[Records excerpted from a collection]

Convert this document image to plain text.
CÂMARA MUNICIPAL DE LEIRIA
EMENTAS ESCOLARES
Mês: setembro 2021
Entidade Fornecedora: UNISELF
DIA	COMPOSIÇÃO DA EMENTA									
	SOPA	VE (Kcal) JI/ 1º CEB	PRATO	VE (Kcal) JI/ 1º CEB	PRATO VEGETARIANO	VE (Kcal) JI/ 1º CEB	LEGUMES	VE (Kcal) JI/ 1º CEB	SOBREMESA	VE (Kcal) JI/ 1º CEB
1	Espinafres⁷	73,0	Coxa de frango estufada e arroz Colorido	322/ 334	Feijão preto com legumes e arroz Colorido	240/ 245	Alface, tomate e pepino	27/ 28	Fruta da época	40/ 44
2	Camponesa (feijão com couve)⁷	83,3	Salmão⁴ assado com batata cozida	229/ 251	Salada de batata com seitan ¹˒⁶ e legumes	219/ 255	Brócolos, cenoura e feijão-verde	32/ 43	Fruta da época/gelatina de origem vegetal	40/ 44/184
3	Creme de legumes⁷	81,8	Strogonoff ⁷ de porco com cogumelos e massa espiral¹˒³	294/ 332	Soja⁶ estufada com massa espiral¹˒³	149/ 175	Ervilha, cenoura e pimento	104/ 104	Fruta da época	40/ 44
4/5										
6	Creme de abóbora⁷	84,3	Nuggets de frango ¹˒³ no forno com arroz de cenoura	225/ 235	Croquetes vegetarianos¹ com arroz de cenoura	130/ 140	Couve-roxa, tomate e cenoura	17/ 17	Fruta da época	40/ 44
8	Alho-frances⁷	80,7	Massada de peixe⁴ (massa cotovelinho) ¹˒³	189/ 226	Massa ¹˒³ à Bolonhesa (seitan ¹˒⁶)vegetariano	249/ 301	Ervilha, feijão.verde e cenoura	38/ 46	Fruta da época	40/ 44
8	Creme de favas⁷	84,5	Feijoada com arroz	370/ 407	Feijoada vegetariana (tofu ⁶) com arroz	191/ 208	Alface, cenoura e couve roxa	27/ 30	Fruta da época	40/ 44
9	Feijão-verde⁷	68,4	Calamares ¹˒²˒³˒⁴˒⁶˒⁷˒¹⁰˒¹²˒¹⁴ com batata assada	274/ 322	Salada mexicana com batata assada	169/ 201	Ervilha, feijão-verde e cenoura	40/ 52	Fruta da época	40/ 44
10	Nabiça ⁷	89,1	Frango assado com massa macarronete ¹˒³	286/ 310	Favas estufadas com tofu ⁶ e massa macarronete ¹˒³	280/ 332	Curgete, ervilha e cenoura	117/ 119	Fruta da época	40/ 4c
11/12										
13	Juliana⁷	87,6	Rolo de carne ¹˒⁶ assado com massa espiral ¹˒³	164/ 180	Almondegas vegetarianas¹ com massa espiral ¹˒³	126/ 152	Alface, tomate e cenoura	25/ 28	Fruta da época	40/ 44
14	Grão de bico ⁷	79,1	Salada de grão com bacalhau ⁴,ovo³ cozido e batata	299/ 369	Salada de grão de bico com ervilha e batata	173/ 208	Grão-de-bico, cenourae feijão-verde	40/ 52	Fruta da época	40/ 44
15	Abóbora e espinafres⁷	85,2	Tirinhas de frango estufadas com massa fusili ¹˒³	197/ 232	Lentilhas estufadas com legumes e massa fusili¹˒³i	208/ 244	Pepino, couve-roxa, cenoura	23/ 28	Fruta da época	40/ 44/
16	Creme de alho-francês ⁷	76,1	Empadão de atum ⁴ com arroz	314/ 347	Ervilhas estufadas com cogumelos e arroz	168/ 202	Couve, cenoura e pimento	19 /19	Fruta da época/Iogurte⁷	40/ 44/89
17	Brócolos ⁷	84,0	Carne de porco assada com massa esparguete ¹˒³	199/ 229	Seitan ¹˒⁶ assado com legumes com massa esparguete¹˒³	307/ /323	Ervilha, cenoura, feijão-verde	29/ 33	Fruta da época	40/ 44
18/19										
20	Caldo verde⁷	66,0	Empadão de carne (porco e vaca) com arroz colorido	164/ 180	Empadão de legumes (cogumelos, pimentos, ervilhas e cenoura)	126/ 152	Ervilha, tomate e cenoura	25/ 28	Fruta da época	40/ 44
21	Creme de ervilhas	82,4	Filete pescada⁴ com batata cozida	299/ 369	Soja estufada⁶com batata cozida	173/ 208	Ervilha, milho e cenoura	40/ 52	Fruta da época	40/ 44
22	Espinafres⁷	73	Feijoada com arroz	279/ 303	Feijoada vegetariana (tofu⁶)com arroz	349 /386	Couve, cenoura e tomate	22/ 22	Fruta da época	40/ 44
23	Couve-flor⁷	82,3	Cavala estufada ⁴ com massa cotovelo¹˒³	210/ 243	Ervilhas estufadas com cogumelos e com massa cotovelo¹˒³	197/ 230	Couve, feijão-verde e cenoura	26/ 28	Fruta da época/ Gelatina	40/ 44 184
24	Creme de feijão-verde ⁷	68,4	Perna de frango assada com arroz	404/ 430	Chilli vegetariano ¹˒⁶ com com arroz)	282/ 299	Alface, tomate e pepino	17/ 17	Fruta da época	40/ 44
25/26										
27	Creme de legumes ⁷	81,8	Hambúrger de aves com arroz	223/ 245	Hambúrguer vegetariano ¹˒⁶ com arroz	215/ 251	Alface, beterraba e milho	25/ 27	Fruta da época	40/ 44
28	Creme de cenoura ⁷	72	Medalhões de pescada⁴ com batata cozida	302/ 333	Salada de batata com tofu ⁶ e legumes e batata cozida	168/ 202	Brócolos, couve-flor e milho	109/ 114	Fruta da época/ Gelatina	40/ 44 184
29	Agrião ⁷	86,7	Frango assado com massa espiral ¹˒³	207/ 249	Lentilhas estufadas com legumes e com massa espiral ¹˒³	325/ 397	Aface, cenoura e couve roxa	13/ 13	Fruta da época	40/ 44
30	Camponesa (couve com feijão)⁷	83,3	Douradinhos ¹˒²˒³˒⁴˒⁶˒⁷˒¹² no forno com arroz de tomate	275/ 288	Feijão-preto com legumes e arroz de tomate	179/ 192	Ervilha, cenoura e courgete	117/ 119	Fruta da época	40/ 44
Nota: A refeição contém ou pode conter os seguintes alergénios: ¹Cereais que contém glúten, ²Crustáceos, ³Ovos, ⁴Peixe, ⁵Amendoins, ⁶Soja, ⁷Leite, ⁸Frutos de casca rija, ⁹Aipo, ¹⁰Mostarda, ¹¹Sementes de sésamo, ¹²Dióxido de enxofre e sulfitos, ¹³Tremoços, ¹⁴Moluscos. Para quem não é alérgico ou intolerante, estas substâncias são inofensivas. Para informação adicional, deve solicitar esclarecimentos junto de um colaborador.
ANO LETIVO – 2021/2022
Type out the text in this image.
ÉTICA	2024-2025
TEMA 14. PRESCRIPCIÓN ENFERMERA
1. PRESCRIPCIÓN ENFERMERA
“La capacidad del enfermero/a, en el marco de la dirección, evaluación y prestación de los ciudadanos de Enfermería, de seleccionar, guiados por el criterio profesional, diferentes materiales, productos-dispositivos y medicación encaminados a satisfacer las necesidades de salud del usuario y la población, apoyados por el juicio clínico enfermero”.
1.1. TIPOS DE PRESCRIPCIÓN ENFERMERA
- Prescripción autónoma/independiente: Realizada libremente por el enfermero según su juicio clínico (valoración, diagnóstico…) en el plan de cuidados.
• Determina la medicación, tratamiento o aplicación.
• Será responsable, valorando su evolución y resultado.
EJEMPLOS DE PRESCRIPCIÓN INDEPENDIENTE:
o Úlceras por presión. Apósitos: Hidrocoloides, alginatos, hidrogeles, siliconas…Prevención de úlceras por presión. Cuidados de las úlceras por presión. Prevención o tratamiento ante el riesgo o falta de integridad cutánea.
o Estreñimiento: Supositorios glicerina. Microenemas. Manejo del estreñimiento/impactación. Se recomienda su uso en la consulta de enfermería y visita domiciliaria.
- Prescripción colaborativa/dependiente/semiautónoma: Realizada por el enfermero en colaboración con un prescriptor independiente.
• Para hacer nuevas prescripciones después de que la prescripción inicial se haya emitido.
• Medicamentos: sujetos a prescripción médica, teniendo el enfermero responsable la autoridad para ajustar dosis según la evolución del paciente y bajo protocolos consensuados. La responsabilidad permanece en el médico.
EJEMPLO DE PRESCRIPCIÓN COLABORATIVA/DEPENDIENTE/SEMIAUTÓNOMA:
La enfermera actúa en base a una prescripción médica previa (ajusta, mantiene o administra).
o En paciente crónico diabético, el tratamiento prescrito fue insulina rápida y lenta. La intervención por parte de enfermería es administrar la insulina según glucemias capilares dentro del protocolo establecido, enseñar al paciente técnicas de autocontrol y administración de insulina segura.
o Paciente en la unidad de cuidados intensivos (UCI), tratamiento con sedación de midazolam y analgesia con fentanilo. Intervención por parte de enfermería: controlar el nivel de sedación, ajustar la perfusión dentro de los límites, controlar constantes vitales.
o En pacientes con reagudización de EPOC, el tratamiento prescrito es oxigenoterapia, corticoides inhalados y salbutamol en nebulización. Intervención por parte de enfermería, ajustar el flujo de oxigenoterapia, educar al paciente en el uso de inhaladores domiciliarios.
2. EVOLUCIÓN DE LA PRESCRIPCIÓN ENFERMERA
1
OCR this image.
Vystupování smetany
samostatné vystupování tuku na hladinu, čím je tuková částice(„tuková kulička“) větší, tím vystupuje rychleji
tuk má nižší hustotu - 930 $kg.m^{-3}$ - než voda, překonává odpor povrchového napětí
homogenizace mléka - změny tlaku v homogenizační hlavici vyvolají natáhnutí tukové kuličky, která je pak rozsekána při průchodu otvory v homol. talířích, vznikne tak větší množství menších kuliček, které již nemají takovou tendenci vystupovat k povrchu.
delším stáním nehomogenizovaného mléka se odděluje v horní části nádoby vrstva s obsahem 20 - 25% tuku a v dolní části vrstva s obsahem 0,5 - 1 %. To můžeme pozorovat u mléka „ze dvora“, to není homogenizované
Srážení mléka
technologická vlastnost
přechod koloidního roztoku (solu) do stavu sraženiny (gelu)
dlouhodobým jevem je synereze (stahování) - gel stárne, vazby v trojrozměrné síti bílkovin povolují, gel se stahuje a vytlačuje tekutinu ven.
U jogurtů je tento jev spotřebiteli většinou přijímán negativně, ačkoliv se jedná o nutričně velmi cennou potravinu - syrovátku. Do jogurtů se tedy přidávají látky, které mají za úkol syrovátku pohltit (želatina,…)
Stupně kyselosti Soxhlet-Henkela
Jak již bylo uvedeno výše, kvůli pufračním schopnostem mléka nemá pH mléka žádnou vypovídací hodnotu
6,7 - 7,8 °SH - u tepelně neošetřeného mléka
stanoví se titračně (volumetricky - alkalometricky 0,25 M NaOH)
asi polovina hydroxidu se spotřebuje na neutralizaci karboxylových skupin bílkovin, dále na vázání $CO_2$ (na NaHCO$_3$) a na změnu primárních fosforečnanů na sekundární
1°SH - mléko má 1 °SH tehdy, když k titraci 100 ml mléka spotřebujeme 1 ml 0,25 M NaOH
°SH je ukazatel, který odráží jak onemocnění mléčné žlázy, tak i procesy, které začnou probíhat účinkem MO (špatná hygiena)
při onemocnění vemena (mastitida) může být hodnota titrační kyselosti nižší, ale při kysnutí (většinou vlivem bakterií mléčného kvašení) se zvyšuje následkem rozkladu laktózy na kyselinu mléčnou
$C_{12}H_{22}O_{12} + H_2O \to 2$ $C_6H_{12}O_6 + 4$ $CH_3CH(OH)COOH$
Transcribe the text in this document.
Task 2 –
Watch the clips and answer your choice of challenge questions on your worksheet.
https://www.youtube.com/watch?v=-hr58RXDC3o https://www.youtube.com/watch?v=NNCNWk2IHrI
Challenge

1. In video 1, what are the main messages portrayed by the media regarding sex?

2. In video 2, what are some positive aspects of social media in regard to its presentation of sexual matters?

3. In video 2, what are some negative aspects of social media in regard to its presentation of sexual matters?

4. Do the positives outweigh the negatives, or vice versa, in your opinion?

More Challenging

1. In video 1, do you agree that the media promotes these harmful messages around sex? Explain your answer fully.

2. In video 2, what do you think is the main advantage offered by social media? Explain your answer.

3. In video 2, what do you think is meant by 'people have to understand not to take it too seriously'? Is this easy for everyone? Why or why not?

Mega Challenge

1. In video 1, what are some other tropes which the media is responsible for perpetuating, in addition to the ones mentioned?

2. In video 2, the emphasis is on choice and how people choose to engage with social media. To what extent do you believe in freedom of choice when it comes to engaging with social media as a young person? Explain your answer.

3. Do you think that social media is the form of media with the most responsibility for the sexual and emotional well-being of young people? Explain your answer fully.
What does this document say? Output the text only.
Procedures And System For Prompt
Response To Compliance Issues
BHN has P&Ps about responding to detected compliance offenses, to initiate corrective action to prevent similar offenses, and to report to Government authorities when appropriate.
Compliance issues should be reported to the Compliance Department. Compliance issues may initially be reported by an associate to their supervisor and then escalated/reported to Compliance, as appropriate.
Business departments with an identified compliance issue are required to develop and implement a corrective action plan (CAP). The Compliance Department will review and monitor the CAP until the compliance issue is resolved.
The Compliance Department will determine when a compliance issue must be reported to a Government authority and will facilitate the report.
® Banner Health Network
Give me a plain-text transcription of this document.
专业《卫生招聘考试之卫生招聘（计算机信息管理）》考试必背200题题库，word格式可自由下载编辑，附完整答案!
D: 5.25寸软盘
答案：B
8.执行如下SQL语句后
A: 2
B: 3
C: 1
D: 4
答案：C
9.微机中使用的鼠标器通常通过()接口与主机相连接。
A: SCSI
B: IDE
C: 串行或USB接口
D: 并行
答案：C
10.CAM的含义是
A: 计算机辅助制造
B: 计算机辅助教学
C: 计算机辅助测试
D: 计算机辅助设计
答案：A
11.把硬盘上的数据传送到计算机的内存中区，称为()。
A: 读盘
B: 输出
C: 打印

Work required –
Collect the lines that hold "plan".

Problem solution –
- Prescripción autónoma/independiente: Realizada libremente por el enfermero según su juicio clínico (valoración, diagnóstico…) en el plan de cuidados.
Business departments with an identified compliance issue are required to develop and implement a corrective action plan (CAP). The Compliance Department will review and monitor the CAP until the compliance issue is resolved.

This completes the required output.